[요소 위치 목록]
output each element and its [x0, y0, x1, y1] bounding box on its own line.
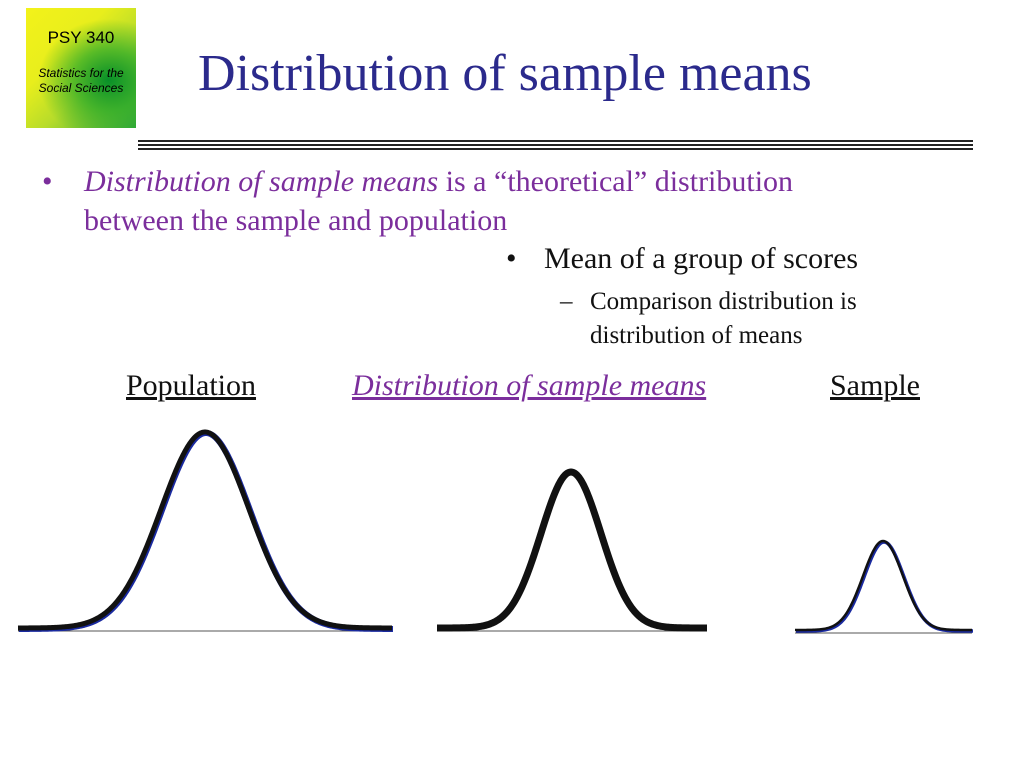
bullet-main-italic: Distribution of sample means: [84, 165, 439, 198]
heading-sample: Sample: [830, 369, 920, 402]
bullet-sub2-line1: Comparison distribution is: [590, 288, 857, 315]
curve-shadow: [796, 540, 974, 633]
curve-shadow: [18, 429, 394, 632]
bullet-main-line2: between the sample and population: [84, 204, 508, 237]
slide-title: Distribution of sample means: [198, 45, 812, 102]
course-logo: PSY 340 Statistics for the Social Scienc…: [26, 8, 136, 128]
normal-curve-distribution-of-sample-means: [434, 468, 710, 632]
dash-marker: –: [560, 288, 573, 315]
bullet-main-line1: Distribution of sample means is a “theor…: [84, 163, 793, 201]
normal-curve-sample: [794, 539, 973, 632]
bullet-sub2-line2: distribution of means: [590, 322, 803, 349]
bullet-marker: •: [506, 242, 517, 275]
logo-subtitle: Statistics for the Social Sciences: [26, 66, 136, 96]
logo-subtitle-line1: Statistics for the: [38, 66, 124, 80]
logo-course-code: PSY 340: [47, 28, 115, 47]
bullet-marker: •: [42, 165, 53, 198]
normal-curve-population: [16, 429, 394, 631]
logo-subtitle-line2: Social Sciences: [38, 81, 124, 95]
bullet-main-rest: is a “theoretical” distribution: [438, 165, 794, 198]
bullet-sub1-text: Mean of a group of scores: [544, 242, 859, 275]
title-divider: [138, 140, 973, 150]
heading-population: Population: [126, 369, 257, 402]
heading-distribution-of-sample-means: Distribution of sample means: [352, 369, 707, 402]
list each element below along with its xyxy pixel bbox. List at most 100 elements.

---

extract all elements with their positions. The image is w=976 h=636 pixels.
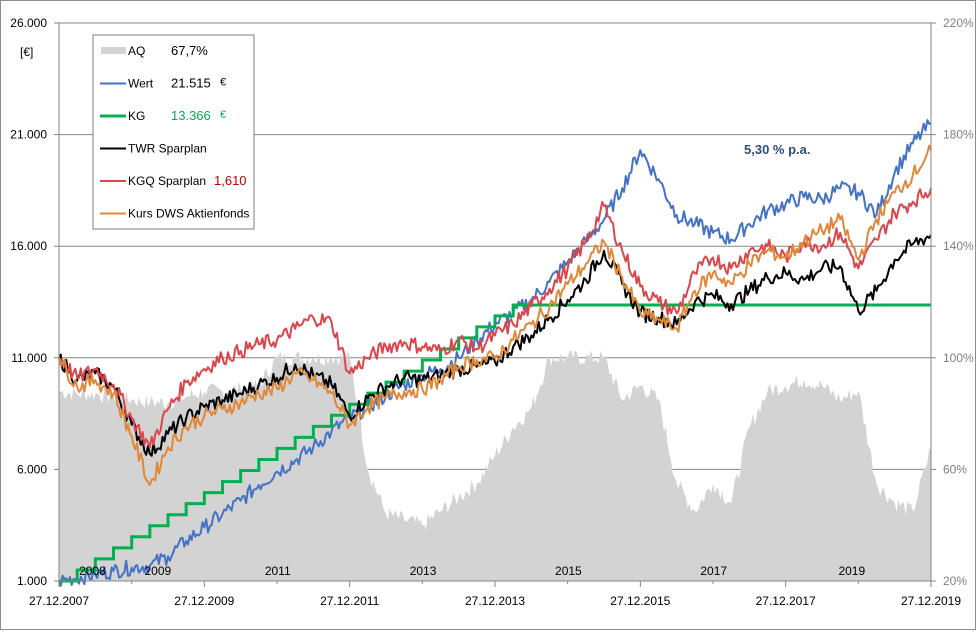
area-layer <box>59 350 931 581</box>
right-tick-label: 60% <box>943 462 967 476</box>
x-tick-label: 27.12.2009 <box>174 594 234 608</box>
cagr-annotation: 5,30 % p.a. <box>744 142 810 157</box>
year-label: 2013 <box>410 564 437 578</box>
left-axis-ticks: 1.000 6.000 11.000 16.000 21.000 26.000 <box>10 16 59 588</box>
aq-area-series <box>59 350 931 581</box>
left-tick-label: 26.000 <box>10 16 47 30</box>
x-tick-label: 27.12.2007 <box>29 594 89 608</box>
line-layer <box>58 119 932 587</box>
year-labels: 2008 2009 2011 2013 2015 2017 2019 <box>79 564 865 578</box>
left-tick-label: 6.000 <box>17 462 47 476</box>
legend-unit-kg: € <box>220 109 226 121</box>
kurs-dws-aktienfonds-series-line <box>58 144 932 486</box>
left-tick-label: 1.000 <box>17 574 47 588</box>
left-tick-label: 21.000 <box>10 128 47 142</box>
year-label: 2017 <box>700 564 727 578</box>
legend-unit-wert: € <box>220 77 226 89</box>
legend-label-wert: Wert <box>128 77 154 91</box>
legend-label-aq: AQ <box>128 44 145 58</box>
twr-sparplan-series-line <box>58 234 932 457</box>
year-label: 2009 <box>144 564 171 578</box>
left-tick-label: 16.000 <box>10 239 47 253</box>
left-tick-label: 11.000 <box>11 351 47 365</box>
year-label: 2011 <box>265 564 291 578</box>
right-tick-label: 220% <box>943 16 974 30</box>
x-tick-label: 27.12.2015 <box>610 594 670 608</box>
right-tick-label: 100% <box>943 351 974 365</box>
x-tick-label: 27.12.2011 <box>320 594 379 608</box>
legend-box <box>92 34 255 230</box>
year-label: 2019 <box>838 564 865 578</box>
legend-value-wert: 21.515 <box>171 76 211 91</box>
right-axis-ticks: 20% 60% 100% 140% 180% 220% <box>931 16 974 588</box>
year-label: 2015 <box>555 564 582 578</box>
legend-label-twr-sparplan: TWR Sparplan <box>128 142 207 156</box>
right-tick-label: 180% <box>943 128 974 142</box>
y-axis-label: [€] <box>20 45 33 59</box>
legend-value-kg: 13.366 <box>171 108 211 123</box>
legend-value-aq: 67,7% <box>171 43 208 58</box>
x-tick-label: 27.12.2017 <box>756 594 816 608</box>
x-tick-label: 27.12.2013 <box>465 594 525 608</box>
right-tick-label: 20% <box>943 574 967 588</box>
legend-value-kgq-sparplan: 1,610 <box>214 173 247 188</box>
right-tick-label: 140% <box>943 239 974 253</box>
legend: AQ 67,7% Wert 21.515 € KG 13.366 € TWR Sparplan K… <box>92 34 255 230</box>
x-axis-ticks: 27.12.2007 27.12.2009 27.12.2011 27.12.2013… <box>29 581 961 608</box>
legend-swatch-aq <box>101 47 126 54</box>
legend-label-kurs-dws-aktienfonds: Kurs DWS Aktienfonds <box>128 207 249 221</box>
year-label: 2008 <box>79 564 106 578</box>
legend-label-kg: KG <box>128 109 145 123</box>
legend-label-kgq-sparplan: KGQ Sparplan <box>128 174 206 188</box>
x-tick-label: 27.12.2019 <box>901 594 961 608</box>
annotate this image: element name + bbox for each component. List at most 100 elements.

§ **과제 목표**: 데이터에서 "area-layer <box>59 350 931 581</box>" 문구가 들어 있는 줄부터 "right-tick-label: 140% <box>943" 문구가 들어 있는 줄까지, 양 끝 줄을 포함한 그 줄들만 수정해 다시 적어 줄 수 있나요? "x-tick-label" 표현은 모두 "x-label" 표현으로 바꾸고 나머지는 그대로 두세요.

§ **완성 답안**:
area-layer <box>59 350 931 581</box>
right-tick-label: 60% <box>943 462 967 476</box>
x-label: 27.12.2009 <box>174 594 234 608</box>
cagr-annotation: 5,30 % p.a. <box>744 142 810 157</box>
year-label: 2013 <box>410 564 437 578</box>
left-axis-ticks: 1.000 6.000 11.000 16.000 21.000 26.000 <box>10 16 59 588</box>
aq-area-series <box>59 350 931 581</box>
left-tick-label: 26.000 <box>10 16 47 30</box>
x-label: 27.12.2007 <box>29 594 89 608</box>
line-layer <box>58 119 932 587</box>
year-labels: 2008 2009 2011 2013 2015 2017 2019 <box>79 564 865 578</box>
left-tick-label: 6.000 <box>17 462 47 476</box>
legend-unit-kg: € <box>220 109 226 121</box>
kurs-dws-aktienfonds-series-line <box>58 144 932 486</box>
left-tick-label: 1.000 <box>17 574 47 588</box>
left-tick-label: 21.000 <box>10 128 47 142</box>
year-label: 2017 <box>700 564 727 578</box>
legend-unit-wert: € <box>220 77 226 89</box>
legend-label-wert: Wert <box>128 77 154 91</box>
legend-label-aq: AQ <box>128 44 145 58</box>
twr-sparplan-series-line <box>58 234 932 457</box>
year-label: 2009 <box>144 564 171 578</box>
left-tick-label: 16.000 <box>10 239 47 253</box>
left-tick-label: 11.000 <box>11 351 47 365</box>
year-label: 2011 <box>265 564 291 578</box>
right-tick-label: 220% <box>943 16 974 30</box>
x-label: 27.12.2015 <box>610 594 670 608</box>
right-tick-label: 100% <box>943 351 974 365</box>
x-label: 27.12.2011 <box>320 594 379 608</box>
legend-box <box>92 34 255 230</box>
year-label: 2019 <box>838 564 865 578</box>
legend-value-wert: 21.515 <box>171 76 211 91</box>
right-axis-ticks: 20% 60% 100% 140% 180% 220% <box>931 16 974 588</box>
year-label: 2015 <box>555 564 582 578</box>
legend-label-twr-sparplan: TWR Sparplan <box>128 142 207 156</box>
right-tick-label: 180% <box>943 128 974 142</box>
y-axis-label: [€] <box>20 45 33 59</box>
legend-value-kg: 13.366 <box>171 108 211 123</box>
legend-value-aq: 67,7% <box>171 43 208 58</box>
x-label: 27.12.2017 <box>756 594 816 608</box>
x-label: 27.12.2013 <box>465 594 525 608</box>
right-tick-label: 20% <box>943 574 967 588</box>
legend-value-kgq-sparplan: 1,610 <box>214 173 247 188</box>
right-tick-label: 140% <box>943 239 974 253</box>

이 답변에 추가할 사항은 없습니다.